• [Written instruction]: Output every line below without omitting or altering anything.

• [Data provided]:
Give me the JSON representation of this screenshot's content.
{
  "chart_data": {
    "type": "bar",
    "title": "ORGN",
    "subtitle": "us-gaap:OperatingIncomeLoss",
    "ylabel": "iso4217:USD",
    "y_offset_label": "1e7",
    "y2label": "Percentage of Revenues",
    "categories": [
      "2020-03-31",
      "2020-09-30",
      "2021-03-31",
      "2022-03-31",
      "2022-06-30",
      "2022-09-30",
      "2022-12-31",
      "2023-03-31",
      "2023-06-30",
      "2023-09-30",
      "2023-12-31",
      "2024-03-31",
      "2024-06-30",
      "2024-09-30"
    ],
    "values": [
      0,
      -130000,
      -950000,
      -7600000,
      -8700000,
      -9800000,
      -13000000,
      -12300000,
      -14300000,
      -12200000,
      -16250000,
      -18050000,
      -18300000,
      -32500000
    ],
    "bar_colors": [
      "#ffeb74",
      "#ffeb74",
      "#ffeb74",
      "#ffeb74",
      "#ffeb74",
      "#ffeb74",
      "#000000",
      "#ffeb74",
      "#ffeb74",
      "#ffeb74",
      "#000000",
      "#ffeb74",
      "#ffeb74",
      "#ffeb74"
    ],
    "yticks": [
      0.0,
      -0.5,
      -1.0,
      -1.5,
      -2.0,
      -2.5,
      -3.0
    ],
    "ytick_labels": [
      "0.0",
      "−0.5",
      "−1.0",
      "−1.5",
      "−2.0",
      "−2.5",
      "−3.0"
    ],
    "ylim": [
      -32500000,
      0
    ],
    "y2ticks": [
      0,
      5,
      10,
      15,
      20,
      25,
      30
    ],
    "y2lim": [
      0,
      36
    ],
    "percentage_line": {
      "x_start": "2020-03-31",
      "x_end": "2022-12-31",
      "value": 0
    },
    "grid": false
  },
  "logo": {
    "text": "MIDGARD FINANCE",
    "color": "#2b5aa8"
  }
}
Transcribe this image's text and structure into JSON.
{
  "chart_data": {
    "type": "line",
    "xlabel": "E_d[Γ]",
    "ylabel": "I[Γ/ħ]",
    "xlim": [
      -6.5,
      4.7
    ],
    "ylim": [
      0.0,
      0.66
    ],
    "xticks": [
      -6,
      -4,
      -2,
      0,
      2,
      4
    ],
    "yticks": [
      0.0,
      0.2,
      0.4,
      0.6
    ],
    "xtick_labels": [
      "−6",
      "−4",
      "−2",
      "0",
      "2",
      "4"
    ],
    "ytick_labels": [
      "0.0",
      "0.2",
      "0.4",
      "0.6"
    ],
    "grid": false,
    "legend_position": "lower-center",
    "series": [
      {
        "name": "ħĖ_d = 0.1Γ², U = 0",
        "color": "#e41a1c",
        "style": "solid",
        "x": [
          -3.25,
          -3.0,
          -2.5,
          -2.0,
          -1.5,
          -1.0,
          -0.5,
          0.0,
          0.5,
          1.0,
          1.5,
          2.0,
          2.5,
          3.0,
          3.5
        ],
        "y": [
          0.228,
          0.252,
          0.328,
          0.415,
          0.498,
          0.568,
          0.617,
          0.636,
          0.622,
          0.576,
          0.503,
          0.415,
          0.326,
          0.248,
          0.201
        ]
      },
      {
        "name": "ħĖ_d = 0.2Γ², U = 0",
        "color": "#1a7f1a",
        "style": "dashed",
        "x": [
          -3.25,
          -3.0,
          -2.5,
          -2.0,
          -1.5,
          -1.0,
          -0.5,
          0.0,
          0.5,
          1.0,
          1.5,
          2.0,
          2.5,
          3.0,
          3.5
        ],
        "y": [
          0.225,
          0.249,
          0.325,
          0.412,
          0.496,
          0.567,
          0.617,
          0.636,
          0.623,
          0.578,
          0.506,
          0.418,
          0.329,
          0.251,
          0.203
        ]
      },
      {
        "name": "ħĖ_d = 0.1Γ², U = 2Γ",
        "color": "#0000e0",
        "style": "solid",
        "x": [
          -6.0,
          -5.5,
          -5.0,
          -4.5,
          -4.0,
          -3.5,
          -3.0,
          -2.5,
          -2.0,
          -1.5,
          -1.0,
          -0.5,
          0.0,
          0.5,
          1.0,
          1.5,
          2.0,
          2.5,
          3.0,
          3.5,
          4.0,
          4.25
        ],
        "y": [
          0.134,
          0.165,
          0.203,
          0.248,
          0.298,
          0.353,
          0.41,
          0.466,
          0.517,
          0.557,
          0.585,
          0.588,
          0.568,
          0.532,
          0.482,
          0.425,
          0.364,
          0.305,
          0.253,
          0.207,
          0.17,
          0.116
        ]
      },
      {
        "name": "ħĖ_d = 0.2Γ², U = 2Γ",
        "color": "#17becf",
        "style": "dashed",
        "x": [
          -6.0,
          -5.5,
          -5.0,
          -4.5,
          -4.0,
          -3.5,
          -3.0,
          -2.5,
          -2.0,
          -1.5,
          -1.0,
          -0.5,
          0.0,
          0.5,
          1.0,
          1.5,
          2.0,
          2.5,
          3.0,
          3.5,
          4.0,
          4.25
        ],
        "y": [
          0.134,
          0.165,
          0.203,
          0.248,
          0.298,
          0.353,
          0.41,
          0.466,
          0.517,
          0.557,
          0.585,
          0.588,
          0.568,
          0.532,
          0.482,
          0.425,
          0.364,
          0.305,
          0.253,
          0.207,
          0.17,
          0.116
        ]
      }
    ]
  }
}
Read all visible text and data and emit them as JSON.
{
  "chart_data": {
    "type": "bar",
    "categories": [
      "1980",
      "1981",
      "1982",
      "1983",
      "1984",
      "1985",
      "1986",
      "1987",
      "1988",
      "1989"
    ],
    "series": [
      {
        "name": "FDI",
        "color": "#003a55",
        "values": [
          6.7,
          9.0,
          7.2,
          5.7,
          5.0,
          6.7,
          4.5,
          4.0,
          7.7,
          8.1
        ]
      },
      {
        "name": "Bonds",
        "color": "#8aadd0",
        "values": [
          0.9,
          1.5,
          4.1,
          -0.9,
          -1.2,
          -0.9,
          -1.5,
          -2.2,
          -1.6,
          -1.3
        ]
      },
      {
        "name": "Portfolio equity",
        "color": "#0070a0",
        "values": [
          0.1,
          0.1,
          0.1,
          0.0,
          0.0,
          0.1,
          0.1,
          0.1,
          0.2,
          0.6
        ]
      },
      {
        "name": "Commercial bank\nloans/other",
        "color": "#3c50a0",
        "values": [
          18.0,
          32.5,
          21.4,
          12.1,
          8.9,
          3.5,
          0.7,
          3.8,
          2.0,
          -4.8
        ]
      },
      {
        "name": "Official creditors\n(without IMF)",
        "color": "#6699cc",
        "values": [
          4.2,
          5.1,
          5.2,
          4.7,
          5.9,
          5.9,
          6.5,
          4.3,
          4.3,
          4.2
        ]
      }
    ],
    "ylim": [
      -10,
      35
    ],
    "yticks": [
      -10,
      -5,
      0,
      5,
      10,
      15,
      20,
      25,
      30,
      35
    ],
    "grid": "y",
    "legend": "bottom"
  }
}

• [Exercise answer]:
Give me the JSON representation of this screenshot's content.
{
  "chart_data": {
    "type": "bar",
    "title": "ORGN",
    "subtitle": "us-gaap:OperatingIncomeLoss",
    "ylabel": "iso4217:USD",
    "y_offset_label": "1e7",
    "y2label": "Percentage of Revenues",
    "categories": [
      "2020-03-31",
      "2020-09-30",
      "2021-03-31",
      "2022-03-31",
      "2022-06-30",
      "2022-09-30",
      "2022-12-31",
      "2023-03-31",
      "2023-06-30",
      "2023-09-30",
      "2023-12-31",
      "2024-03-31",
      "2024-06-30",
      "2024-09-30"
    ],
    "values": [
      0,
      -130000,
      -950000,
      -7600000,
      -8700000,
      -9800000,
      -13000000,
      -12300000,
      -14300000,
      -12200000,
      -16250000,
      -18050000,
      -18300000,
      -32500000
    ],
    "bar_colors": [
      "#ffeb74",
      "#ffeb74",
      "#ffeb74",
      "#ffeb74",
      "#ffeb74",
      "#ffeb74",
      "#000000",
      "#ffeb74",
      "#ffeb74",
      "#ffeb74",
      "#000000",
      "#ffeb74",
      "#ffeb74",
      "#ffeb74"
    ],
    "yticks": [
      0.0,
      -0.5,
      -1.0,
      -1.5,
      -2.0,
      -2.5,
      -3.0
    ],
    "ytick_labels": [
      "0.0",
      "−0.5",
      "−1.0",
      "−1.5",
      "−2.0",
      "−2.5",
      "−3.0"
    ],
    "ylim": [
      -32500000,
      0
    ],
    "y2ticks": [
      0,
      5,
      10,
      15,
      20,
      25,
      30
    ],
    "y2lim": [
      0,
      36
    ],
    "percentage_line": {
      "x_start": "2020-03-31",
      "x_end": "2022-12-31",
      "value": 0
    },
    "grid": false
  },
  "logo": {
    "text": "MIDGARD FINANCE",
    "color": "#2b5aa8"
  }
}
Transcribe this image's text and structure into JSON.
{
  "chart_data": {
    "type": "line",
    "xlabel": "E_d[Γ]",
    "ylabel": "I[Γ/ħ]",
    "xlim": [
      -6.5,
      4.7
    ],
    "ylim": [
      0.0,
      0.66
    ],
    "xticks": [
      -6,
      -4,
      -2,
      0,
      2,
      4
    ],
    "yticks": [
      0.0,
      0.2,
      0.4,
      0.6
    ],
    "xtick_labels": [
      "−6",
      "−4",
      "−2",
      "0",
      "2",
      "4"
    ],
    "ytick_labels": [
      "0.0",
      "0.2",
      "0.4",
      "0.6"
    ],
    "grid": false,
    "legend_position": "lower-center",
    "series": [
      {
        "name": "ħĖ_d = 0.1Γ², U = 0",
        "color": "#e41a1c",
        "style": "solid",
        "x": [
          -3.25,
          -3.0,
          -2.5,
          -2.0,
          -1.5,
          -1.0,
          -0.5,
          0.0,
          0.5,
          1.0,
          1.5,
          2.0,
          2.5,
          3.0,
          3.5
        ],
        "y": [
          0.228,
          0.252,
          0.328,
          0.415,
          0.498,
          0.568,
          0.617,
          0.636,
          0.622,
          0.576,
          0.503,
          0.415,
          0.326,
          0.248,
          0.201
        ]
      },
      {
        "name": "ħĖ_d = 0.2Γ², U = 0",
        "color": "#1a7f1a",
        "style": "dashed",
        "x": [
          -3.25,
          -3.0,
          -2.5,
          -2.0,
          -1.5,
          -1.0,
          -0.5,
          0.0,
          0.5,
          1.0,
          1.5,
          2.0,
          2.5,
          3.0,
          3.5
        ],
        "y": [
          0.225,
          0.249,
          0.325,
          0.412,
          0.496,
          0.567,
          0.617,
          0.636,
          0.623,
          0.578,
          0.506,
          0.418,
          0.329,
          0.251,
          0.203
        ]
      },
      {
        "name": "ħĖ_d = 0.1Γ², U = 2Γ",
        "color": "#0000e0",
        "style": "solid",
        "x": [
          -6.0,
          -5.5,
          -5.0,
          -4.5,
          -4.0,
          -3.5,
          -3.0,
          -2.5,
          -2.0,
          -1.5,
          -1.0,
          -0.5,
          0.0,
          0.5,
          1.0,
          1.5,
          2.0,
          2.5,
          3.0,
          3.5,
          4.0,
          4.25
        ],
        "y": [
          0.134,
          0.165,
          0.203,
          0.248,
          0.298,
          0.353,
          0.41,
          0.466,
          0.517,
          0.557,
          0.585,
          0.588,
          0.568,
          0.532,
          0.482,
          0.425,
          0.364,
          0.305,
          0.253,
          0.207,
          0.17,
          0.116
        ]
      },
      {
        "name": "ħĖ_d = 0.2Γ², U = 2Γ",
        "color": "#17becf",
        "style": "dashed",
        "x": [
          -6.0,
          -5.5,
          -5.0,
          -4.5,
          -4.0,
          -3.5,
          -3.0,
          -2.5,
          -2.0,
          -1.5,
          -1.0,
          -0.5,
          0.0,
          0.5,
          1.0,
          1.5,
          2.0,
          2.5,
          3.0,
          3.5,
          4.0,
          4.25
        ],
        "y": [
          0.134,
          0.165,
          0.203,
          0.248,
          0.298,
          0.353,
          0.41,
          0.466,
          0.517,
          0.557,
          0.585,
          0.588,
          0.568,
          0.532,
          0.482,
          0.425,
          0.364,
          0.305,
          0.253,
          0.207,
          0.17,
          0.116
        ]
      }
    ]
  }
}
Read all visible text and data and emit them as JSON.
{
  "chart_data": {
    "type": "bar",
    "categories": [
      "1980",
      "1981",
      "1982",
      "1983",
      "1984",
      "1985",
      "1986",
      "1987",
      "1988",
      "1989"
    ],
    "series": [
      {
        "name": "FDI",
        "color": "#003a55",
        "values": [
          6.7,
          9.0,
          7.2,
          5.7,
          5.0,
          6.7,
          4.5,
          4.0,
          7.7,
          8.1
        ]
      },
      {
        "name": "Bonds",
        "color": "#8aadd0",
        "values": [
          0.9,
          1.5,
          4.1,
          -0.9,
          -1.2,
          -0.9,
          -1.5,
          -2.2,
          -1.6,
          -1.3
        ]
      },
      {
        "name": "Portfolio equity",
        "color": "#0070a0",
        "values": [
          0.1,
          0.1,
          0.1,
          0.0,
          0.0,
          0.1,
          0.1,
          0.1,
          0.2,
          0.6
        ]
      },
      {
        "name": "Commercial bank\nloans/other",
        "color": "#3c50a0",
        "values": [
          18.0,
          32.5,
          21.4,
          12.1,
          8.9,
          3.5,
          0.7,
          3.8,
          2.0,
          -4.8
        ]
      },
      {
        "name": "Official creditors\n(without IMF)",
        "color": "#6699cc",
        "values": [
          4.2,
          5.1,
          5.2,
          4.7,
          5.9,
          5.9,
          6.5,
          4.3,
          4.3,
          4.2
        ]
      }
    ],
    "ylim": [
      -10,
      35
    ],
    "yticks": [
      -10,
      -5,
      0,
      5,
      10,
      15,
      20,
      25,
      30,
      35
    ],
    "grid": "y",
    "legend": "bottom"
  }
}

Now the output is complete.